> [Given exercise]:
What number of lines contain the word "JSON"? Reply with the number and nothing else.

— begin Dataset —

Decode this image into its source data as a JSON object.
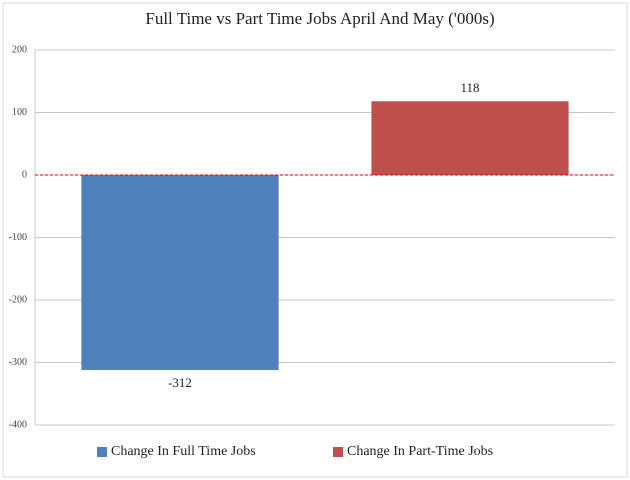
{
  "chart_data": {
    "type": "bar",
    "title": "Full Time vs Part Time Jobs April And May ('000s)",
    "categories": [
      "Change In Full Time Jobs",
      "Change In Part-Time Jobs"
    ],
    "values": [
      -312,
      118
    ],
    "colors": [
      "#4f81bd",
      "#c0504d"
    ],
    "ylim": [
      -400,
      200
    ],
    "yticks": [
      -400,
      -300,
      -200,
      -100,
      0,
      100,
      200
    ],
    "grid": true,
    "legend": "bottom"
  }
}
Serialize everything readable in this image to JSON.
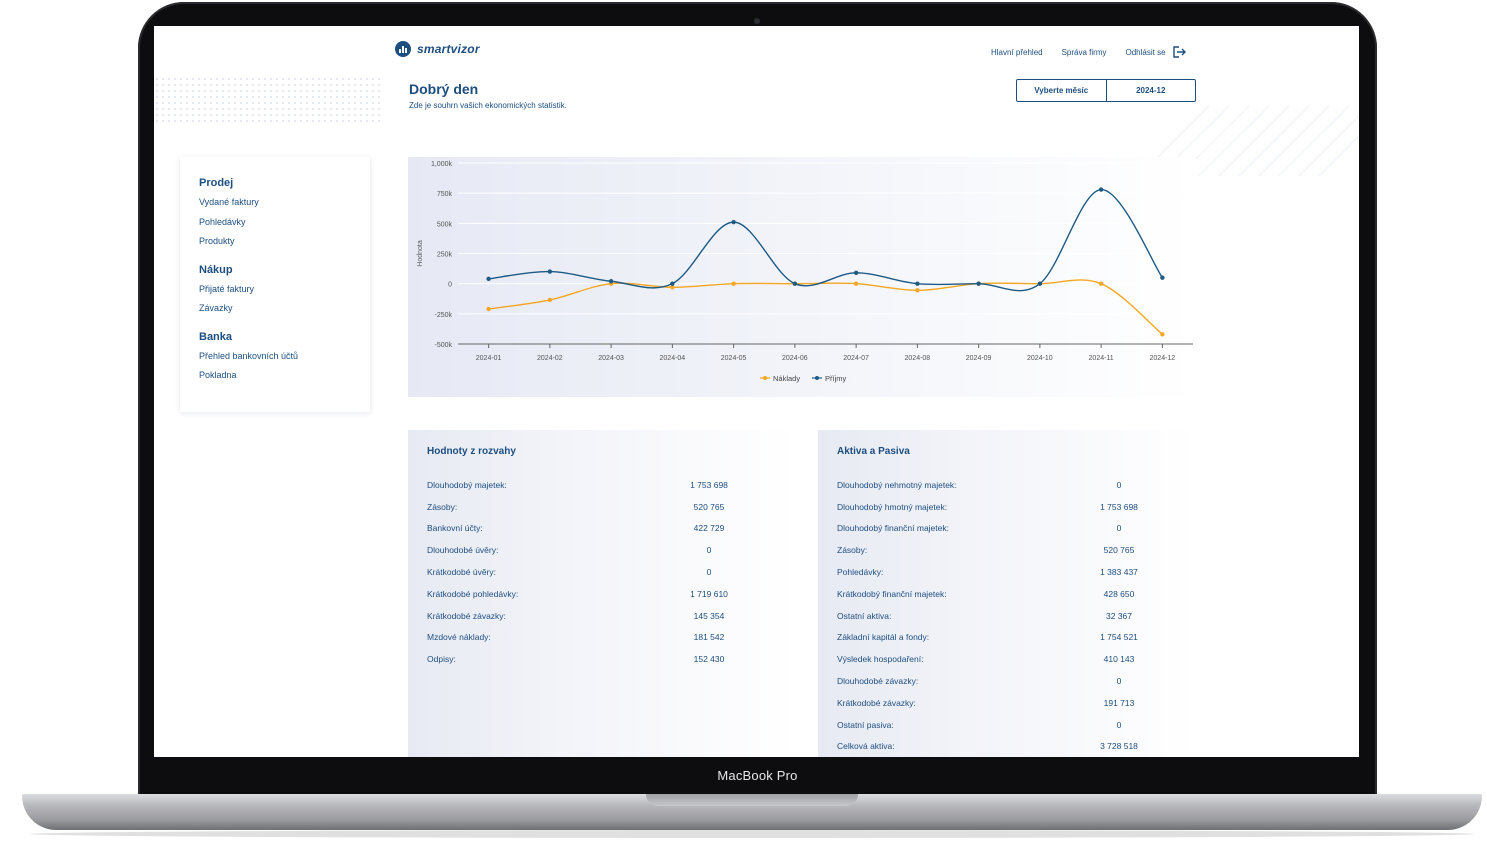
{
  "device": {
    "model_label": "MacBook Pro"
  },
  "header": {
    "logo_text": "smartvizor",
    "nav": {
      "overview": "Hlavní přehled",
      "company_admin": "Správa firmy",
      "logout": "Odhlásit se"
    }
  },
  "greeting": {
    "title": "Dobrý den",
    "subtitle": "Zde je souhrn vašich ekonomických statistik."
  },
  "month_select": {
    "label": "Vyberte měsíc",
    "value": "2024-12"
  },
  "sidebar": [
    {
      "heading": "Prodej",
      "items": [
        "Vydané faktury",
        "Pohledávky",
        "Produkty"
      ]
    },
    {
      "heading": "Nákup",
      "items": [
        "Přijaté faktury",
        "Závazky"
      ]
    },
    {
      "heading": "Banka",
      "items": [
        "Přehled bankovních účtů",
        "Pokladna"
      ]
    }
  ],
  "chart_data": {
    "type": "line",
    "categories": [
      "2024-01",
      "2024-02",
      "2024-03",
      "2024-04",
      "2024-05",
      "2024-06",
      "2024-07",
      "2024-08",
      "2024-09",
      "2024-10",
      "2024-11",
      "2024-12"
    ],
    "series": [
      {
        "name": "Náklady",
        "color": "#f5a623",
        "values": [
          -210000,
          -135000,
          0,
          -30000,
          0,
          0,
          0,
          -55000,
          0,
          0,
          0,
          -420000
        ]
      },
      {
        "name": "Příjmy",
        "color": "#1d5a84",
        "values": [
          40000,
          100000,
          20000,
          0,
          510000,
          0,
          90000,
          0,
          0,
          0,
          780000,
          50000
        ]
      }
    ],
    "ylabel": "Hodnota",
    "ylim": [
      -500000,
      1000000
    ],
    "yticks": [
      "-500k",
      "-250k",
      "0",
      "250k",
      "500k",
      "750k",
      "1,000k"
    ],
    "legend": "bottom-center"
  },
  "balance": {
    "title": "Hodnoty z rozvahy",
    "rows": [
      {
        "label": "Dlouhodobý majetek:",
        "value": "1 753 698"
      },
      {
        "label": "Zásoby:",
        "value": "520 765"
      },
      {
        "label": "Bankovní účty:",
        "value": "422 729"
      },
      {
        "label": "Dlouhodobé úvěry:",
        "value": "0"
      },
      {
        "label": "Krátkodobé úvěry:",
        "value": "0"
      },
      {
        "label": "Krátkodobé pohledávky:",
        "value": "1 719 610"
      },
      {
        "label": "Krátkodobé závazky:",
        "value": "145 354"
      },
      {
        "label": "Mzdové náklady:",
        "value": "181 542"
      },
      {
        "label": "Odpisy:",
        "value": "152 430"
      }
    ]
  },
  "assets": {
    "title": "Aktiva a Pasiva",
    "rows": [
      {
        "label": "Dlouhodobý nehmotný majetek:",
        "value": "0"
      },
      {
        "label": "Dlouhodobý hmotný majetek:",
        "value": "1 753 698"
      },
      {
        "label": "Dlouhodobý finanční majetek:",
        "value": "0"
      },
      {
        "label": "Zásoby:",
        "value": "520 765"
      },
      {
        "label": "Pohledávky:",
        "value": "1 383 437"
      },
      {
        "label": "Krátkodobý finanční majetek:",
        "value": "428 650"
      },
      {
        "label": "Ostatní aktiva:",
        "value": "32 367"
      },
      {
        "label": "Základní kapitál a fondy:",
        "value": "1 754 521"
      },
      {
        "label": "Výsledek hospodaření:",
        "value": "410 143"
      },
      {
        "label": "Dlouhodobé závazky:",
        "value": "0"
      },
      {
        "label": "Krátkodobé závazky:",
        "value": "191 713"
      },
      {
        "label": "Ostatní pasiva:",
        "value": "0"
      },
      {
        "label": "Celková aktiva:",
        "value": "3 728 518"
      }
    ]
  }
}
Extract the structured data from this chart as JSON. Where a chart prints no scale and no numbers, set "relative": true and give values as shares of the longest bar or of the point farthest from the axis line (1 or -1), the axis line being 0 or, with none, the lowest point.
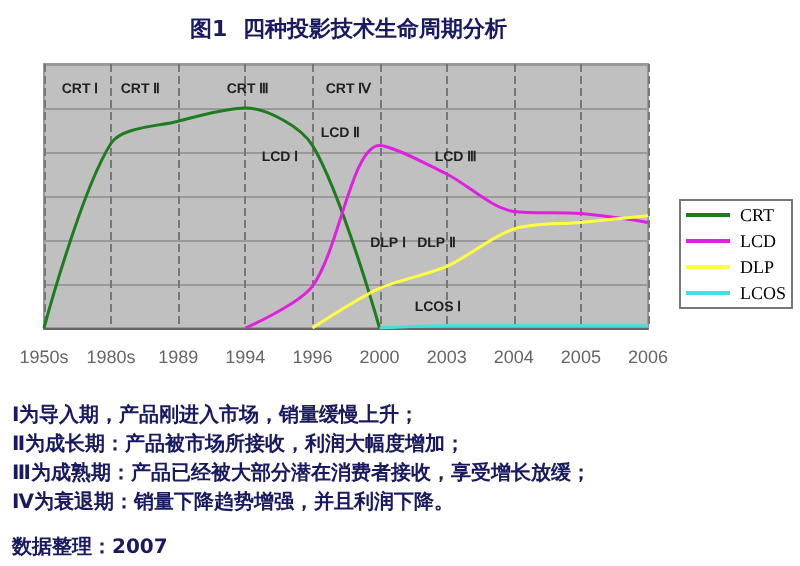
{
  "chart_data": {
    "type": "line",
    "title": "图1  四种投影技术生命周期分析",
    "relative": true,
    "categories": [
      "1950s",
      "1980s",
      "1989",
      "1994",
      "1996",
      "2000",
      "2003",
      "2004",
      "2005",
      "2006"
    ],
    "series": [
      {
        "name": "CRT",
        "color": "#1e7b1e",
        "values": [
          0,
          0.84,
          0.94,
          1,
          0.83,
          0,
          null,
          null,
          null,
          null
        ]
      },
      {
        "name": "LCD",
        "color": "#e020e0",
        "values": [
          null,
          null,
          null,
          0,
          0.19,
          0.83,
          0.7,
          0.53,
          0.52,
          0.48
        ]
      },
      {
        "name": "DLP",
        "color": "#ffff40",
        "values": [
          null,
          null,
          null,
          null,
          0,
          0.18,
          0.28,
          0.45,
          0.48,
          0.51
        ]
      },
      {
        "name": "LCOS",
        "color": "#40e0e0",
        "values": [
          null,
          null,
          null,
          null,
          null,
          0,
          0.01,
          0.01,
          0.01,
          0.01
        ]
      }
    ],
    "annotations": [
      "CRT Ⅰ",
      "CRT Ⅱ",
      "CRT Ⅲ",
      "CRT Ⅳ",
      "LCD Ⅰ",
      "LCD Ⅱ",
      "LCD Ⅲ",
      "DLP Ⅰ",
      "DLP Ⅱ",
      "LCOS Ⅰ",
      "Ⅰ为导入期，产品刚进入市场，销量缓慢上升；",
      "Ⅱ为成长期：产品被市场所接收，利润大幅度增加；",
      "Ⅲ为成熟期：产品已经被大部分潜在消费者接收，享受增长放缓；",
      "Ⅳ为衰退期：销量下降趋势增强，并且利润下降。",
      "数据整理：2007"
    ],
    "grid": true,
    "legend": "right",
    "marker": "none",
    "line_style": "solid"
  }
}
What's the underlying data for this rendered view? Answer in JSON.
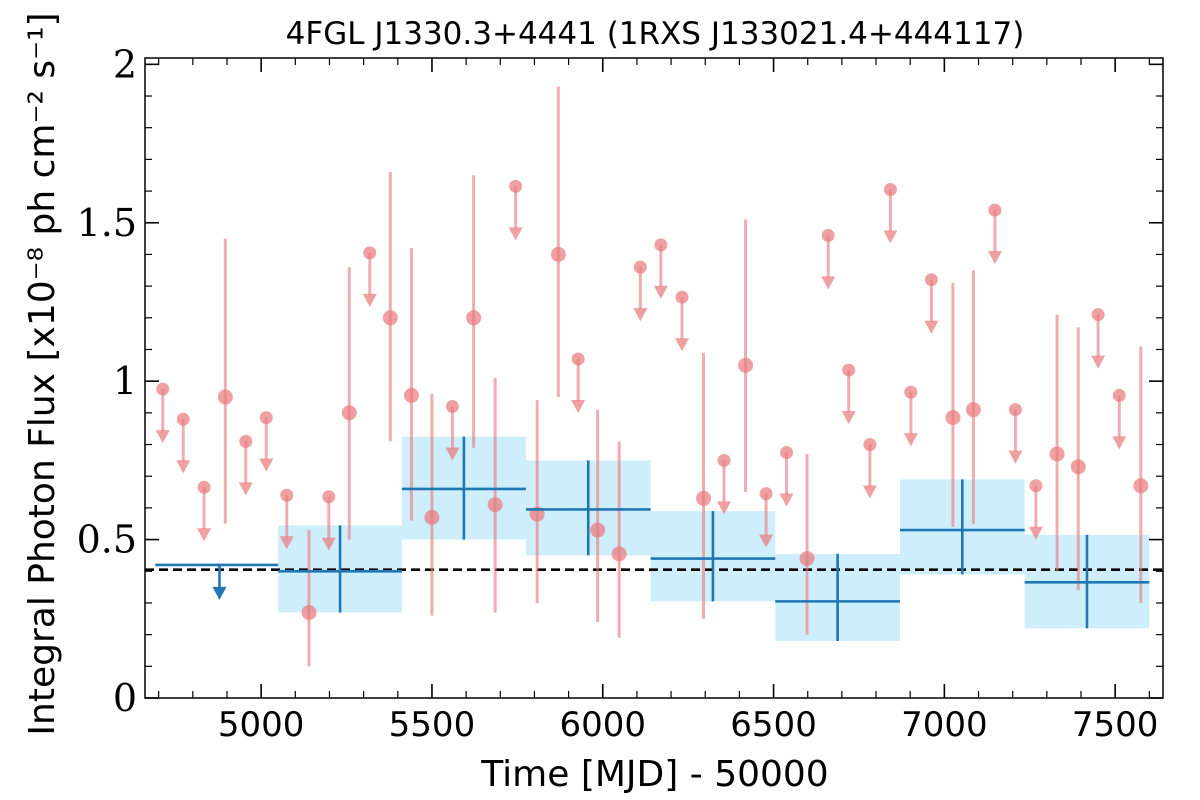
{
  "chart_data": {
    "type": "scatter",
    "title": "4FGL J1330.3+4441 (1RXS J133021.4+444117)",
    "xlabel": "Time [MJD] - 50000",
    "ylabel": "Integral Photon Flux [x10⁻⁸ ph cm⁻² s⁻¹]",
    "xlim": [
      4660,
      7640
    ],
    "ylim": [
      0,
      2.02
    ],
    "xticks": [
      5000,
      5500,
      6000,
      6500,
      7000,
      7500
    ],
    "xtick_labels": [
      "5000",
      "5500",
      "6000",
      "6500",
      "7000",
      "7500"
    ],
    "yticks": [
      0,
      0.5,
      1,
      1.5,
      2
    ],
    "ytick_labels": [
      "0",
      "0.5",
      "1",
      "1.5",
      "2"
    ],
    "reference_level": 0.405,
    "colors": {
      "points": "#e8787a",
      "bins": "#1f77b4",
      "bin_band": "#cfeefc",
      "reference": "#000000"
    },
    "series": [
      {
        "kind": "detections",
        "points": [
          {
            "x": 4895,
            "y": 0.95,
            "lo": 0.55,
            "hi": 1.45
          },
          {
            "x": 5140,
            "y": 0.27,
            "lo": 0.1,
            "hi": 0.53
          },
          {
            "x": 5258,
            "y": 0.9,
            "lo": 0.5,
            "hi": 1.36
          },
          {
            "x": 5378,
            "y": 1.2,
            "lo": 0.81,
            "hi": 1.66
          },
          {
            "x": 5440,
            "y": 0.955,
            "lo": 0.56,
            "hi": 1.42
          },
          {
            "x": 5500,
            "y": 0.57,
            "lo": 0.26,
            "hi": 0.96
          },
          {
            "x": 5622,
            "y": 1.2,
            "lo": 0.79,
            "hi": 1.65
          },
          {
            "x": 5685,
            "y": 0.61,
            "lo": 0.27,
            "hi": 1.01
          },
          {
            "x": 5808,
            "y": 0.58,
            "lo": 0.3,
            "hi": 0.94
          },
          {
            "x": 5870,
            "y": 1.4,
            "lo": 0.95,
            "hi": 1.93
          },
          {
            "x": 5985,
            "y": 0.53,
            "lo": 0.24,
            "hi": 0.91
          },
          {
            "x": 6048,
            "y": 0.455,
            "lo": 0.19,
            "hi": 0.81
          },
          {
            "x": 6295,
            "y": 0.63,
            "lo": 0.25,
            "hi": 1.09
          },
          {
            "x": 6418,
            "y": 1.05,
            "lo": 0.65,
            "hi": 1.51
          },
          {
            "x": 6598,
            "y": 0.44,
            "lo": 0.2,
            "hi": 0.77
          },
          {
            "x": 7025,
            "y": 0.885,
            "lo": 0.54,
            "hi": 1.31
          },
          {
            "x": 7085,
            "y": 0.91,
            "lo": 0.55,
            "hi": 1.35
          },
          {
            "x": 7330,
            "y": 0.77,
            "lo": 0.4,
            "hi": 1.21
          },
          {
            "x": 7392,
            "y": 0.73,
            "lo": 0.34,
            "hi": 1.17
          },
          {
            "x": 7575,
            "y": 0.67,
            "lo": 0.3,
            "hi": 1.11
          }
        ]
      },
      {
        "kind": "upper_limits",
        "points": [
          {
            "x": 4712,
            "y": 0.975
          },
          {
            "x": 4772,
            "y": 0.88
          },
          {
            "x": 4833,
            "y": 0.665
          },
          {
            "x": 4955,
            "y": 0.81
          },
          {
            "x": 5015,
            "y": 0.885
          },
          {
            "x": 5075,
            "y": 0.64
          },
          {
            "x": 5198,
            "y": 0.635
          },
          {
            "x": 5318,
            "y": 1.405
          },
          {
            "x": 5560,
            "y": 0.92
          },
          {
            "x": 5745,
            "y": 1.615
          },
          {
            "x": 5928,
            "y": 1.07
          },
          {
            "x": 6110,
            "y": 1.36
          },
          {
            "x": 6170,
            "y": 1.43
          },
          {
            "x": 6232,
            "y": 1.265
          },
          {
            "x": 6355,
            "y": 0.75
          },
          {
            "x": 6478,
            "y": 0.645
          },
          {
            "x": 6538,
            "y": 0.775
          },
          {
            "x": 6660,
            "y": 1.46
          },
          {
            "x": 6720,
            "y": 1.035
          },
          {
            "x": 6782,
            "y": 0.8
          },
          {
            "x": 6842,
            "y": 1.605
          },
          {
            "x": 6902,
            "y": 0.965
          },
          {
            "x": 6962,
            "y": 1.32
          },
          {
            "x": 7148,
            "y": 1.54
          },
          {
            "x": 7208,
            "y": 0.91
          },
          {
            "x": 7268,
            "y": 0.67
          },
          {
            "x": 7450,
            "y": 1.21
          },
          {
            "x": 7512,
            "y": 0.955
          }
        ]
      },
      {
        "kind": "binned",
        "bins": [
          {
            "x0": 4690,
            "x1": 5050,
            "y": 0.42,
            "upper_limit": true
          },
          {
            "x0": 5050,
            "x1": 5412,
            "y": 0.4,
            "lo": 0.27,
            "hi": 0.545
          },
          {
            "x0": 5412,
            "x1": 5775,
            "y": 0.66,
            "lo": 0.5,
            "hi": 0.825
          },
          {
            "x0": 5775,
            "x1": 6140,
            "y": 0.595,
            "lo": 0.45,
            "hi": 0.75
          },
          {
            "x0": 6140,
            "x1": 6505,
            "y": 0.44,
            "lo": 0.305,
            "hi": 0.59
          },
          {
            "x0": 6505,
            "x1": 6870,
            "y": 0.305,
            "lo": 0.18,
            "hi": 0.455
          },
          {
            "x0": 6870,
            "x1": 7235,
            "y": 0.53,
            "lo": 0.39,
            "hi": 0.69
          },
          {
            "x0": 7235,
            "x1": 7600,
            "y": 0.365,
            "lo": 0.22,
            "hi": 0.515
          }
        ]
      }
    ]
  }
}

— end Dataset —

> [The response]:
4